▶ DO THIS
Every line below that holds the string "Circle" should be copied out.

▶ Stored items
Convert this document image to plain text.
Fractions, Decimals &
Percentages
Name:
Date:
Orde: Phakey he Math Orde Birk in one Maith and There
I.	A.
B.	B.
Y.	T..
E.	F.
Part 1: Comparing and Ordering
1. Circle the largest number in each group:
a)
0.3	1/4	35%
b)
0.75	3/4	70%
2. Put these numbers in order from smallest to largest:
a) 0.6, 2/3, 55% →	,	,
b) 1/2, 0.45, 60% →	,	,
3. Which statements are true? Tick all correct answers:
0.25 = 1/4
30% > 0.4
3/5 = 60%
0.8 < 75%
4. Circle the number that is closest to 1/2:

▶ EXERCISE RESULT
1. Circle the largest number in each group:
4. Circle the number that is closest to 1/2:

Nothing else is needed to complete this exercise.